Task details: Each entry has to be copied exactly, with nothing missed.

[Stored data]
----------------------------------------
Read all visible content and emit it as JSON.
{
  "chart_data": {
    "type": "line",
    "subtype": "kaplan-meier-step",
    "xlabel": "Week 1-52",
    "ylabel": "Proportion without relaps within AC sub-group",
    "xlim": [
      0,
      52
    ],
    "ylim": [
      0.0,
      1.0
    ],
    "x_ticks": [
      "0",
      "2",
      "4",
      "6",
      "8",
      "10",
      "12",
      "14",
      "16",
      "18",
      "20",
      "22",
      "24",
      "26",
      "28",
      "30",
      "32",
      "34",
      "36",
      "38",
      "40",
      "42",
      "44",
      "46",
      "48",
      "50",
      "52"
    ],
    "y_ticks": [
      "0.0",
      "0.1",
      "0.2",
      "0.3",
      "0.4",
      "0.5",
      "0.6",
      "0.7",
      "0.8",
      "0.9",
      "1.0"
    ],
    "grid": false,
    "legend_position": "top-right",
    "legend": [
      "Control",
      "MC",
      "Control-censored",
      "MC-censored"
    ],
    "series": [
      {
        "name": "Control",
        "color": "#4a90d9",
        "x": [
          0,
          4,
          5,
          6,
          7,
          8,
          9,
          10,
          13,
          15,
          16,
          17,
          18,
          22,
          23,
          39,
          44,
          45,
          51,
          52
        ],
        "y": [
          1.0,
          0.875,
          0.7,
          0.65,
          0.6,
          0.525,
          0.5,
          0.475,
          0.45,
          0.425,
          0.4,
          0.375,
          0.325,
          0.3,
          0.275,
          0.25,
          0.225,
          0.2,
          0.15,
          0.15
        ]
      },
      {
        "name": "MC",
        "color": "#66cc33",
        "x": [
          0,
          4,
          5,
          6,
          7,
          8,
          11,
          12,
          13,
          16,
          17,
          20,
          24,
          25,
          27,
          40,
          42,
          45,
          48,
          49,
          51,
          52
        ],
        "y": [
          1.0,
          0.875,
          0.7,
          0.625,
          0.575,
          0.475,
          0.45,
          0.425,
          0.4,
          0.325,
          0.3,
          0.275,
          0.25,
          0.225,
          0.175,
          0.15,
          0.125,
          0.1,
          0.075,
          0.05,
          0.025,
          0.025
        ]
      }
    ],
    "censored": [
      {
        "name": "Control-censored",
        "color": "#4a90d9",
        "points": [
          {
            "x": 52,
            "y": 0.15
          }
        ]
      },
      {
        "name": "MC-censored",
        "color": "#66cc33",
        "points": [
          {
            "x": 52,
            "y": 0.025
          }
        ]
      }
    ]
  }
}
----------------------------------------
Correct answer:
Read all visible content and emit it as JSON.
{
  "chart_data": {
    "type": "line",
    "subtype": "kaplan-meier-step",
    "xlabel": "Week 1-52",
    "ylabel": "Proportion without relaps within AC sub-group",
    "xlim": [
      0,
      52
    ],
    "ylim": [
      0.0,
      1.0
    ],
    "x_ticks": [
      "0",
      "2",
      "4",
      "6",
      "8",
      "10",
      "12",
      "14",
      "16",
      "18",
      "20",
      "22",
      "24",
      "26",
      "28",
      "30",
      "32",
      "34",
      "36",
      "38",
      "40",
      "42",
      "44",
      "46",
      "48",
      "50",
      "52"
    ],
    "y_ticks": [
      "0.0",
      "0.1",
      "0.2",
      "0.3",
      "0.4",
      "0.5",
      "0.6",
      "0.7",
      "0.8",
      "0.9",
      "1.0"
    ],
    "grid": false,
    "legend_position": "top-right",
    "legend": [
      "Control",
      "MC",
      "Control-censored",
      "MC-censored"
    ],
    "series": [
      {
        "name": "Control",
        "color": "#4a90d9",
        "x": [
          0,
          4,
          5,
          6,
          7,
          8,
          9,
          10,
          13,
          15,
          16,
          17,
          18,
          22,
          23,
          39,
          44,
          45,
          51,
          52
        ],
        "y": [
          1.0,
          0.875,
          0.7,
          0.65,
          0.6,
          0.525,
          0.5,
          0.475,
          0.45,
          0.425,
          0.4,
          0.375,
          0.325,
          0.3,
          0.275,
          0.25,
          0.225,
          0.2,
          0.15,
          0.15
        ]
      },
      {
        "name": "MC",
        "color": "#66cc33",
        "x": [
          0,
          4,
          5,
          6,
          7,
          8,
          11,
          12,
          13,
          16,
          17,
          20,
          24,
          25,
          27,
          40,
          42,
          45,
          48,
          49,
          51,
          52
        ],
        "y": [
          1.0,
          0.875,
          0.7,
          0.625,
          0.575,
          0.475,
          0.45,
          0.425,
          0.4,
          0.325,
          0.3,
          0.275,
          0.25,
          0.225,
          0.175,
          0.15,
          0.125,
          0.1,
          0.075,
          0.05,
          0.025,
          0.025
        ]
      }
    ],
    "censored": [
      {
        "name": "Control-censored",
        "color": "#4a90d9",
        "points": [
          {
            "x": 52,
            "y": 0.15
          }
        ]
      },
      {
        "name": "MC-censored",
        "color": "#66cc33",
        "points": [
          {
            "x": 52,
            "y": 0.025
          }
        ]
      }
    ]
  }
}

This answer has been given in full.